## Start Entries provided

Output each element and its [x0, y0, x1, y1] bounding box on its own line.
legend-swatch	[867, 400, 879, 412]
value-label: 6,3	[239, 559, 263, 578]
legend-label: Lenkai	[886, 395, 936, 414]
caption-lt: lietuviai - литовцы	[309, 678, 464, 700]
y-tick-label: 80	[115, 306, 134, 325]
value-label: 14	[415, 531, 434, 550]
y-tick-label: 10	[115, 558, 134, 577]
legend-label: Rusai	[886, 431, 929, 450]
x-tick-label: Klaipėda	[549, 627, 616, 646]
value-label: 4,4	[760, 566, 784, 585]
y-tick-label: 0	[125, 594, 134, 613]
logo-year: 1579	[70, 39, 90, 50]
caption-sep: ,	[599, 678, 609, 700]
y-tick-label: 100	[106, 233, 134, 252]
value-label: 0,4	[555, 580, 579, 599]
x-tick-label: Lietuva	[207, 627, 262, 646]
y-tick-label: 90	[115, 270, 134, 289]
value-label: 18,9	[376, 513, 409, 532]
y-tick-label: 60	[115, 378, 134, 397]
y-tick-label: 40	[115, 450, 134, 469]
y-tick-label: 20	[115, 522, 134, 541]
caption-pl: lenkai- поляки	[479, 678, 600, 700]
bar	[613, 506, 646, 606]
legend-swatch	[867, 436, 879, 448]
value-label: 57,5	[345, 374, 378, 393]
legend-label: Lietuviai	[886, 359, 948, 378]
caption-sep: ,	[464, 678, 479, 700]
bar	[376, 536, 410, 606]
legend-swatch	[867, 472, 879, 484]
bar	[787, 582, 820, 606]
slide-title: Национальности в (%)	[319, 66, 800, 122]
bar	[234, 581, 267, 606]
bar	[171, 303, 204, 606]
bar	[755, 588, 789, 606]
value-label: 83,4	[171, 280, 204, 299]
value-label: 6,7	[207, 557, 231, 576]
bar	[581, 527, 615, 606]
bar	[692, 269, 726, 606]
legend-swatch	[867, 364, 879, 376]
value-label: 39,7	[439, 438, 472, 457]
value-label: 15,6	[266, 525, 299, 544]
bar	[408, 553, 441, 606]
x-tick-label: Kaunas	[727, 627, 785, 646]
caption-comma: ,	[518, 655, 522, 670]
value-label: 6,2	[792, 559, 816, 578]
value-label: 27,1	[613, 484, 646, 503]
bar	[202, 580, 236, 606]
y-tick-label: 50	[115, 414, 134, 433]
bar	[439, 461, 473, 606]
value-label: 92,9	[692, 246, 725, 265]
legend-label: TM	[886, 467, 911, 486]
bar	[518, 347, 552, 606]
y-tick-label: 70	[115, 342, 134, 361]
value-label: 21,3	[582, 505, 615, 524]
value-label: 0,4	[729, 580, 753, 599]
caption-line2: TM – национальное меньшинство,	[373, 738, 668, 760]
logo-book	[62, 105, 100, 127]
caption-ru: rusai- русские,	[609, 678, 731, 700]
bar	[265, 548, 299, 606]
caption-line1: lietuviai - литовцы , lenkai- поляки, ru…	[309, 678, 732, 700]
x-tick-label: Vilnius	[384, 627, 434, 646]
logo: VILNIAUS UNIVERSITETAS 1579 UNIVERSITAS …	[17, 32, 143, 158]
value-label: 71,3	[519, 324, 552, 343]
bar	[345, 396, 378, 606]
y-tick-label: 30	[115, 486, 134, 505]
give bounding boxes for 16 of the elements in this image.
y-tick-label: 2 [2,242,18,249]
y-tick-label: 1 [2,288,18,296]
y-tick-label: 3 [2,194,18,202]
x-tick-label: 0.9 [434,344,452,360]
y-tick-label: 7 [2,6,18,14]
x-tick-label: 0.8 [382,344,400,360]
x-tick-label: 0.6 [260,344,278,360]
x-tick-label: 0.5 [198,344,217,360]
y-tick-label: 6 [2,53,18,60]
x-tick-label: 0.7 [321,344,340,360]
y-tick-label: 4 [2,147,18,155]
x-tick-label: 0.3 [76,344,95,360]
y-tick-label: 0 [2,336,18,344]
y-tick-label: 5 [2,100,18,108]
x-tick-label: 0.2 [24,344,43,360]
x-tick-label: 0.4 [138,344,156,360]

## End Entries provided

■ What you should do
Convert every line of the material above into a Markdown table. Use a Row column for the line's sequence number and an Entry column for the line itself, and leave out blank lines.

■ Full answer
| Row | Entry |
|---|---|
| 1 | Output each element and its [x0, y0, x1, y1] bounding box on its own line. |
| 2 | legend-swatch	[867, 400, 879, 412] |
| 3 | value-label: 6,3	[239, 559, 263, 578] |
| 4 | legend-label: Lenkai	[886, 395, 936, 414] |
| 5 | caption-lt: lietuviai - литовцы	[309, 678, 464, 700] |
| 6 | y-tick-label: 80	[115, 306, 134, 325] |
| 7 | value-label: 14	[415, 531, 434, 550] |
| 8 | y-tick-label: 10	[115, 558, 134, 577] |
| 9 | legend-label: Rusai	[886, 431, 929, 450] |
| 10 | x-tick-label: Klaipėda	[549, 627, 616, 646] |
| 11 | value-label: 4,4	[760, 566, 784, 585] |
| 12 | y-tick-label: 0	[125, 594, 134, 613] |
| 13 | logo-year: 1579	[70, 39, 90, 50] |
| 14 | caption-sep: ,	[599, 678, 609, 700] |
| 15 | y-tick-label: 100	[106, 233, 134, 252] |
| 16 | value-label: 0,4	[555, 580, 579, 599] |
| 17 | x-tick-label: Lietuva	[207, 627, 262, 646] |
| 18 | y-tick-label: 90	[115, 270, 134, 289] |
| 19 | value-label: 18,9	[376, 513, 409, 532] |
| 20 | y-tick-label: 60	[115, 378, 134, 397] |
| 21 | y-tick-label: 40	[115, 450, 134, 469] |
| 22 | y-tick-label: 20	[115, 522, 134, 541] |
| 23 | caption-pl: lenkai- поляки	[479, 678, 600, 700] |
| 24 | bar	[613, 506, 646, 606] |
| 25 | legend-swatch	[867, 436, 879, 448] |
| 26 | value-label: 57,5	[345, 374, 378, 393] |
| 27 | legend-label: Lietuviai	[886, 359, 948, 378] |
| 28 | caption-sep: ,	[464, 678, 479, 700] |
| 29 | bar	[376, 536, 410, 606] |
| 30 | legend-swatch	[867, 472, 879, 484] |
| 31 | bar	[787, 582, 820, 606] |
| 32 | slide-title: Национальности в (%)	[319, 66, 800, 122] |
| 33 | bar	[234, 581, 267, 606] |
| 34 | bar	[171, 303, 204, 606] |
| 35 | bar	[755, 588, 789, 606] |
| 36 | value-label: 83,4	[171, 280, 204, 299] |
| 37 | value-label: 6,7	[207, 557, 231, 576] |
| 38 | bar	[581, 527, 615, 606] |
| 39 | bar	[692, 269, 726, 606] |
| 40 | legend-swatch	[867, 364, 879, 376] |
| 41 | value-label: 39,7	[439, 438, 472, 457] |
| 42 | value-label: 15,6	[266, 525, 299, 544] |
| 43 | bar	[408, 553, 441, 606] |
| 44 | x-tick-label: Kaunas	[727, 627, 785, 646] |
| 45 | caption-comma: ,	[518, 655, 522, 670] |
| 46 | value-label: 6,2	[792, 559, 816, 578] |
| 47 | value-label: 27,1	[613, 484, 646, 503] |
| 48 | bar	[202, 580, 236, 606] |
| 49 | y-tick-label: 50	[115, 414, 134, 433] |
| 50 | bar	[439, 461, 473, 606] |
| 51 | value-label: 92,9	[692, 246, 725, 265] |
| 52 | legend-label: TM	[886, 467, 911, 486] |
| 53 | bar	[518, 347, 552, 606] |
| 54 | y-tick-label: 70	[115, 342, 134, 361] |
| 55 | value-label: 21,3	[582, 505, 615, 524] |
| 56 | value-label: 0,4	[729, 580, 753, 599] |
| 57 | caption-line2: TM – национальное меньшинство,	[373, 738, 668, 760] |
| 58 | logo-book	[62, 105, 100, 127] |
| 59 | caption-ru: rusai- русские,	[609, 678, 731, 700] |
| 60 | bar	[265, 548, 299, 606] |
| 61 | caption-line1: lietuviai - литовцы , lenkai- поляки, ru…	[309, 678, 732, 700] |
| 62 | x-tick-label: Vilnius	[384, 627, 434, 646] |
| 63 | logo: VILNIAUS UNIVERSITETAS 1579 UNIVERSITAS …	[17, 32, 143, 158] |
| 64 | value-label: 71,3	[519, 324, 552, 343] |
| 65 | bar	[345, 396, 378, 606] |
| 66 | y-tick-label: 30	[115, 486, 134, 505] |
| 67 | give bounding boxes for 16 of the elements in this image. |
| 68 | y-tick-label: 2 [2,242,18,249] |
| 69 | y-tick-label: 1 [2,288,18,296] |
| 70 | y-tick-label: 3 [2,194,18,202] |
| 71 | x-tick-label: 0.9 [434,344,452,360] |
| 72 | y-tick-label: 7 [2,6,18,14] |
| 73 | x-tick-label: 0.8 [382,344,400,360] |
| 74 | x-tick-label: 0.6 [260,344,278,360] |
| 75 | x-tick-label: 0.5 [198,344,217,360] |
| 76 | y-tick-label: 6 [2,53,18,60] |
| 77 | x-tick-label: 0.7 [321,344,340,360] |
| 78 | y-tick-label: 4 [2,147,18,155] |
| 79 | x-tick-label: 0.3 [76,344,95,360] |
| 80 | y-tick-label: 0 [2,336,18,344] |
| 81 | y-tick-label: 5 [2,100,18,108] |
| 82 | x-tick-label: 0.2 [24,344,43,360] |
| 83 | x-tick-label: 0.4 [138,344,156,360] |